Leave out the pictures and copy each record below exactly.

#### Data provided ####

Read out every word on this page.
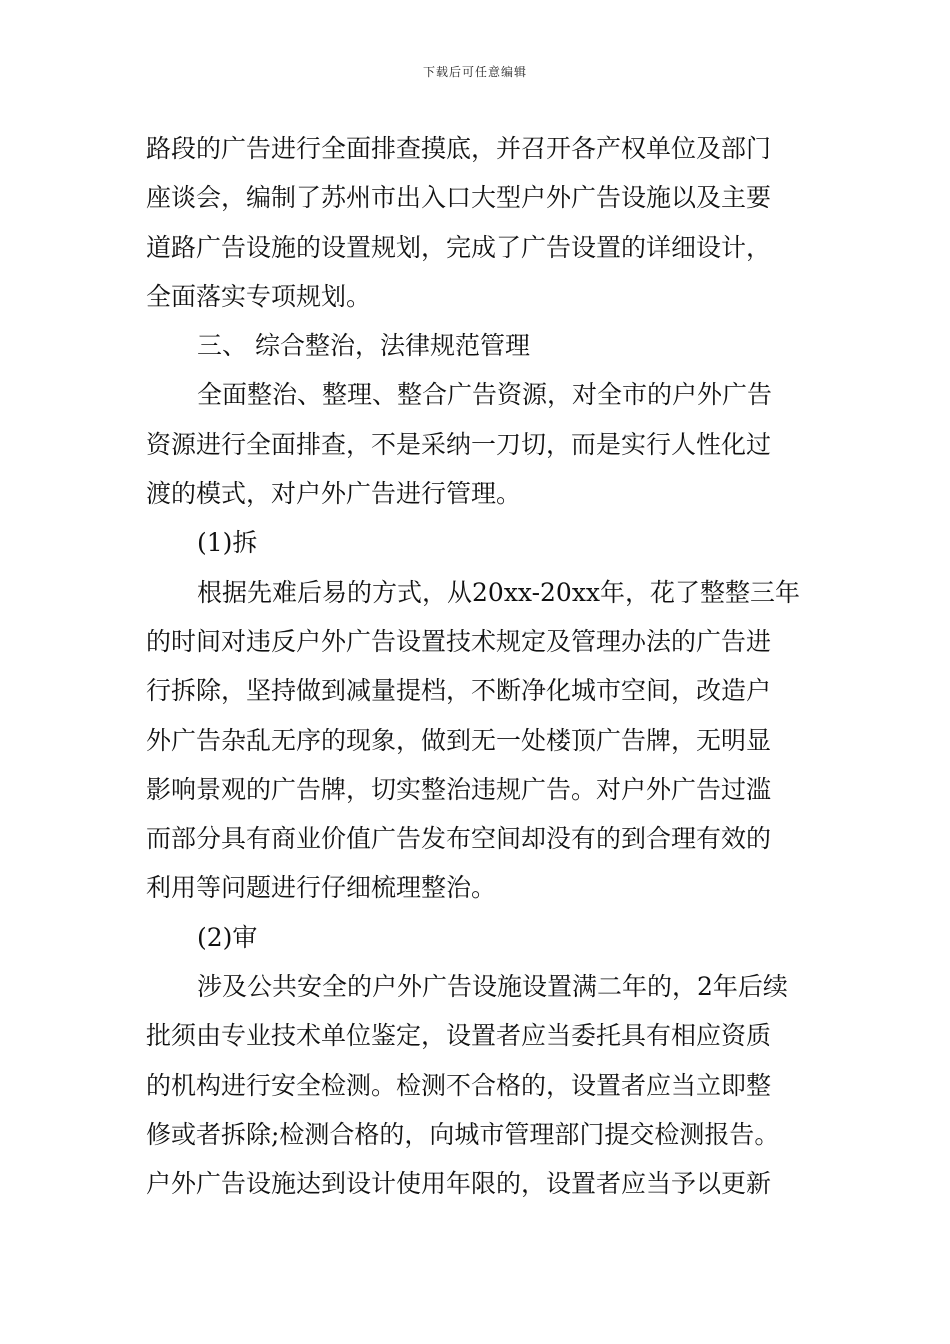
下载后可任意编辑
路段的广告进行全面排查摸底，并召开各产权单位及部门
座谈会，编制了苏州市出入口大型户外广告设施以及主要
道路广告设施的设置规划，完成了广告设置的详细设计，
全面落实专项规划。
三、 综合整治，法律规范管理
全面整治、整理、整合广告资源，对全市的户外广告
资源进行全面排查，不是采纳一刀切，而是实行人性化过
渡的模式，对户外广告进行管理。
(1)拆
根据先难后易的方式，从20xx-20xx年，花了整整三年
的时间对违反户外广告设置技术规定及管理办法的广告进
行拆除，坚持做到减量提档，不断净化城市空间，改造户
外广告杂乱无序的现象，做到无一处楼顶广告牌，无明显
影响景观的广告牌，切实整治违规广告。对户外广告过滥
而部分具有商业价值广告发布空间却没有的到合理有效的
利用等问题进行仔细梳理整治。
(2)审
涉及公共安全的户外广告设施设置满二年的，2年后续
批须由专业技术单位鉴定，设置者应当委托具有相应资质
的机构进行安全检测。检测不合格的，设置者应当立即整
修或者拆除;检测合格的，向城市管理部门提交检测报告。
户外广告设施达到设计使用年限的，设置者应当予以更新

####

Answer below:
Read out every word on this page.
下载后可任意编辑
路段的广告进行全面排查摸底，并召开各产权单位及部门
座谈会，编制了苏州市出入口大型户外广告设施以及主要
道路广告设施的设置规划，完成了广告设置的详细设计，
全面落实专项规划。
三、 综合整治，法律规范管理
全面整治、整理、整合广告资源，对全市的户外广告
资源进行全面排查，不是采纳一刀切，而是实行人性化过
渡的模式，对户外广告进行管理。
(1)拆
根据先难后易的方式，从20xx-20xx年，花了整整三年
的时间对违反户外广告设置技术规定及管理办法的广告进
行拆除，坚持做到减量提档，不断净化城市空间，改造户
外广告杂乱无序的现象，做到无一处楼顶广告牌，无明显
影响景观的广告牌，切实整治违规广告。对户外广告过滥
而部分具有商业价值广告发布空间却没有的到合理有效的
利用等问题进行仔细梳理整治。
(2)审
涉及公共安全的户外广告设施设置满二年的，2年后续
批须由专业技术单位鉴定，设置者应当委托具有相应资质
的机构进行安全检测。检测不合格的，设置者应当立即整
修或者拆除;检测合格的，向城市管理部门提交检测报告。
户外广告设施达到设计使用年限的，设置者应当予以更新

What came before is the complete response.